__Your instructions__
Please write out the complete listing that follows, exactly as it reads.

-----

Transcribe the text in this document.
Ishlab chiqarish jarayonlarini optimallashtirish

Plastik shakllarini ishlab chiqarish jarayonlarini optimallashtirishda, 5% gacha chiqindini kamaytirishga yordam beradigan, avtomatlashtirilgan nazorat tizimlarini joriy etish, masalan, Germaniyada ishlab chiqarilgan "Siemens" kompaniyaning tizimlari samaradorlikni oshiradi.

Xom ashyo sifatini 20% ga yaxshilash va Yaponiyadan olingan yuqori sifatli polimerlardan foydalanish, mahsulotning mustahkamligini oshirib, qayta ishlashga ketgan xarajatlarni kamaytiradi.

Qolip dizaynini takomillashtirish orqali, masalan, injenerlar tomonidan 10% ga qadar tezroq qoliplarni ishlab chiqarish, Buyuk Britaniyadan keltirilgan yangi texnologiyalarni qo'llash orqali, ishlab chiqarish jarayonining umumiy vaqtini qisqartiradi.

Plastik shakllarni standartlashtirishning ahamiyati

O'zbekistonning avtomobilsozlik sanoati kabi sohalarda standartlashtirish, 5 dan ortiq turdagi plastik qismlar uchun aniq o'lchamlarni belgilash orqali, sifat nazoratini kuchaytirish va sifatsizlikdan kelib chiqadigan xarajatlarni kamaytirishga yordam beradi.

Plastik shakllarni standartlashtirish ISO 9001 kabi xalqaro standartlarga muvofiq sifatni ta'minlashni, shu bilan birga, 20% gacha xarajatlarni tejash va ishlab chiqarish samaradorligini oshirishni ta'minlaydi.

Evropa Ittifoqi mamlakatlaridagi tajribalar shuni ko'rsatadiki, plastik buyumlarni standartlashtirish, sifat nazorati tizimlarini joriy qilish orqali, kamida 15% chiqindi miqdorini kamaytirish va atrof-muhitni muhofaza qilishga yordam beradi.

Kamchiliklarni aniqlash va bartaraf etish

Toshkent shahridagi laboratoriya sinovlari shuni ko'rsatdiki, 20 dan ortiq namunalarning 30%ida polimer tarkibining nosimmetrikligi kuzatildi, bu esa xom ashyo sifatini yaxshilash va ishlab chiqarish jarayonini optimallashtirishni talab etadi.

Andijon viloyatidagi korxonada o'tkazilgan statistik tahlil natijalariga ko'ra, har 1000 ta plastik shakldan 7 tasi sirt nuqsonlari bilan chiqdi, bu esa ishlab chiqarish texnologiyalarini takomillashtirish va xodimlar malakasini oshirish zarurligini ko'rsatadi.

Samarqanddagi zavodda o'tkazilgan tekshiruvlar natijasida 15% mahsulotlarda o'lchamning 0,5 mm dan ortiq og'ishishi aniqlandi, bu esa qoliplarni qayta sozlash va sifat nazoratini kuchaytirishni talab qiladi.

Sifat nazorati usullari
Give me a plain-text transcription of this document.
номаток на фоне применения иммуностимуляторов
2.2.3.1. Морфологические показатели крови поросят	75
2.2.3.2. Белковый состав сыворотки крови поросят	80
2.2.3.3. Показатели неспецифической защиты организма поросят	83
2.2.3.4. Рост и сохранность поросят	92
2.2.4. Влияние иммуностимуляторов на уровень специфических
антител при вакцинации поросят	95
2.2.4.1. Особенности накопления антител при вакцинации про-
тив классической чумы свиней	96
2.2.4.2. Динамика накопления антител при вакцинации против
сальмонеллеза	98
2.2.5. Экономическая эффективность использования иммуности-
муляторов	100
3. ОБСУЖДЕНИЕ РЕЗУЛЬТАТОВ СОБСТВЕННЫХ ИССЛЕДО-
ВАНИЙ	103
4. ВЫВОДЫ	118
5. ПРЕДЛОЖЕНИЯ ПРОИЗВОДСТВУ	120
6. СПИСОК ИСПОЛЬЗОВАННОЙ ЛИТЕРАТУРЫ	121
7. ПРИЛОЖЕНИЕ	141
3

-----

__Solution__
Transcribe the text in this document.
Ishlab chiqarish jarayonlarini optimallashtirish

Plastik shakllarini ishlab chiqarish jarayonlarini optimallashtirishda, 5% gacha chiqindini kamaytirishga yordam beradigan, avtomatlashtirilgan nazorat tizimlarini joriy etish, masalan, Germaniyada ishlab chiqarilgan "Siemens" kompaniyaning tizimlari samaradorlikni oshiradi.

Xom ashyo sifatini 20% ga yaxshilash va Yaponiyadan olingan yuqori sifatli polimerlardan foydalanish, mahsulotning mustahkamligini oshirib, qayta ishlashga ketgan xarajatlarni kamaytiradi.

Qolip dizaynini takomillashtirish orqali, masalan, injenerlar tomonidan 10% ga qadar tezroq qoliplarni ishlab chiqarish, Buyuk Britaniyadan keltirilgan yangi texnologiyalarni qo'llash orqali, ishlab chiqarish jarayonining umumiy vaqtini qisqartiradi.

Plastik shakllarni standartlashtirishning ahamiyati

O'zbekistonning avtomobilsozlik sanoati kabi sohalarda standartlashtirish, 5 dan ortiq turdagi plastik qismlar uchun aniq o'lchamlarni belgilash orqali, sifat nazoratini kuchaytirish va sifatsizlikdan kelib chiqadigan xarajatlarni kamaytirishga yordam beradi.

Plastik shakllarni standartlashtirish ISO 9001 kabi xalqaro standartlarga muvofiq sifatni ta'minlashni, shu bilan birga, 20% gacha xarajatlarni tejash va ishlab chiqarish samaradorligini oshirishni ta'minlaydi.

Evropa Ittifoqi mamlakatlaridagi tajribalar shuni ko'rsatadiki, plastik buyumlarni standartlashtirish, sifat nazorati tizimlarini joriy qilish orqali, kamida 15% chiqindi miqdorini kamaytirish va atrof-muhitni muhofaza qilishga yordam beradi.

Kamchiliklarni aniqlash va bartaraf etish

Toshkent shahridagi laboratoriya sinovlari shuni ko'rsatdiki, 20 dan ortiq namunalarning 30%ida polimer tarkibining nosimmetrikligi kuzatildi, bu esa xom ashyo sifatini yaxshilash va ishlab chiqarish jarayonini optimallashtirishni talab etadi.

Andijon viloyatidagi korxonada o'tkazilgan statistik tahlil natijalariga ko'ra, har 1000 ta plastik shakldan 7 tasi sirt nuqsonlari bilan chiqdi, bu esa ishlab chiqarish texnologiyalarini takomillashtirish va xodimlar malakasini oshirish zarurligini ko'rsatadi.

Samarqanddagi zavodda o'tkazilgan tekshiruvlar natijasida 15% mahsulotlarda o'lchamning 0,5 mm dan ortiq og'ishishi aniqlandi, bu esa qoliplarni qayta sozlash va sifat nazoratini kuchaytirishni talab qiladi.

Sifat nazorati usullari
Give me a plain-text transcription of this document.
номаток на фоне применения иммуностимуляторов
2.2.3.1. Морфологические показатели крови поросят	75
2.2.3.2. Белковый состав сыворотки крови поросят	80
2.2.3.3. Показатели неспецифической защиты организма поросят	83
2.2.3.4. Рост и сохранность поросят	92
2.2.4. Влияние иммуностимуляторов на уровень специфических
антител при вакцинации поросят	95
2.2.4.1. Особенности накопления антител при вакцинации про-
тив классической чумы свиней	96
2.2.4.2. Динамика накопления антител при вакцинации против
сальмонеллеза	98
2.2.5. Экономическая эффективность использования иммуности-
муляторов	100
3. ОБСУЖДЕНИЕ РЕЗУЛЬТАТОВ СОБСТВЕННЫХ ИССЛЕДО-
ВАНИЙ	103
4. ВЫВОДЫ	118
5. ПРЕДЛОЖЕНИЯ ПРОИЗВОДСТВУ	120
6. СПИСОК ИСПОЛЬЗОВАННОЙ ЛИТЕРАТУРЫ	121
7. ПРИЛОЖЕНИЕ	141
3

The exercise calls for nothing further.